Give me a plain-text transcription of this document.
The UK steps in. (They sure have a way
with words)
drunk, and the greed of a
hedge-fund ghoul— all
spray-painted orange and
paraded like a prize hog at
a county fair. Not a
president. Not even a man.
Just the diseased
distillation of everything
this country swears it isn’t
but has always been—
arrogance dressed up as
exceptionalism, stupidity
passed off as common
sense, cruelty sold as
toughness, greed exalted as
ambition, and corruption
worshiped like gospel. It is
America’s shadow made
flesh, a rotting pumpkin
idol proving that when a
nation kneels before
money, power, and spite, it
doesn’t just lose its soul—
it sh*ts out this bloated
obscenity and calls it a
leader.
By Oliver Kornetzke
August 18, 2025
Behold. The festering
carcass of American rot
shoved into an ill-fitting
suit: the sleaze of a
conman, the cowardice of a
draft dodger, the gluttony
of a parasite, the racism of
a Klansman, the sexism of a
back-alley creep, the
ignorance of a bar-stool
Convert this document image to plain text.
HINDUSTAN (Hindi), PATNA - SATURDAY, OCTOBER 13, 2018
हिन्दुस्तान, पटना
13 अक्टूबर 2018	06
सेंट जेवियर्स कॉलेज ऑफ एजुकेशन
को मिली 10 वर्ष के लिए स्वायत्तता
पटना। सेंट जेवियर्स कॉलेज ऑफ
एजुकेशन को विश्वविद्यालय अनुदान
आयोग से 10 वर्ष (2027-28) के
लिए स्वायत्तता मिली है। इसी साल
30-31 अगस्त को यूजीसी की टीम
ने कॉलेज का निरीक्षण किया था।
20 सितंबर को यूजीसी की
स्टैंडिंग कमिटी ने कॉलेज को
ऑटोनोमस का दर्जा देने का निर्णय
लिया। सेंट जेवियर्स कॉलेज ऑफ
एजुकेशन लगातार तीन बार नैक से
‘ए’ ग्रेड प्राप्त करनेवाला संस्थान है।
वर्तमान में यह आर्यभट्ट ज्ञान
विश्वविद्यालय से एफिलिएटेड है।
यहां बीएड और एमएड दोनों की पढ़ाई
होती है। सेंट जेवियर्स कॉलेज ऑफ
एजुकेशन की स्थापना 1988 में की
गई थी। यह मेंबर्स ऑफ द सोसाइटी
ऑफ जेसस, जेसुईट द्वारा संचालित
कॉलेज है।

####

### [Exercise prompt]
Reproduce the listing shown above in its entirety, exactly.

### [Answer in full]
Give me a plain-text transcription of this document.
The UK steps in. (They sure have a way
with words)
drunk, and the greed of a
hedge-fund ghoul— all
spray-painted orange and
paraded like a prize hog at
a county fair. Not a
president. Not even a man.
Just the diseased
distillation of everything
this country swears it isn’t
but has always been—
arrogance dressed up as
exceptionalism, stupidity
passed off as common
sense, cruelty sold as
toughness, greed exalted as
ambition, and corruption
worshiped like gospel. It is
America’s shadow made
flesh, a rotting pumpkin
idol proving that when a
nation kneels before
money, power, and spite, it
doesn’t just lose its soul—
it sh*ts out this bloated
obscenity and calls it a
leader.
By Oliver Kornetzke
August 18, 2025
Behold. The festering
carcass of American rot
shoved into an ill-fitting
suit: the sleaze of a
conman, the cowardice of a
draft dodger, the gluttony
of a parasite, the racism of
a Klansman, the sexism of a
back-alley creep, the
ignorance of a bar-stool
Convert this document image to plain text.
HINDUSTAN (Hindi), PATNA - SATURDAY, OCTOBER 13, 2018
हिन्दुस्तान, पटना
13 अक्टूबर 2018	06
सेंट जेवियर्स कॉलेज ऑफ एजुकेशन
को मिली 10 वर्ष के लिए स्वायत्तता
पटना। सेंट जेवियर्स कॉलेज ऑफ
एजुकेशन को विश्वविद्यालय अनुदान
आयोग से 10 वर्ष (2027-28) के
लिए स्वायत्तता मिली है। इसी साल
30-31 अगस्त को यूजीसी की टीम
ने कॉलेज का निरीक्षण किया था।
20 सितंबर को यूजीसी की
स्टैंडिंग कमिटी ने कॉलेज को
ऑटोनोमस का दर्जा देने का निर्णय
लिया। सेंट जेवियर्स कॉलेज ऑफ
एजुकेशन लगातार तीन बार नैक से
‘ए’ ग्रेड प्राप्त करनेवाला संस्थान है।
वर्तमान में यह आर्यभट्ट ज्ञान
विश्वविद्यालय से एफिलिएटेड है।
यहां बीएड और एमएड दोनों की पढ़ाई
होती है। सेंट जेवियर्स कॉलेज ऑफ
एजुकेशन की स्थापना 1988 में की
गई थी। यह मेंबर्स ऑफ द सोसाइटी
ऑफ जेसस, जेसुईट द्वारा संचालित
कॉलेज है।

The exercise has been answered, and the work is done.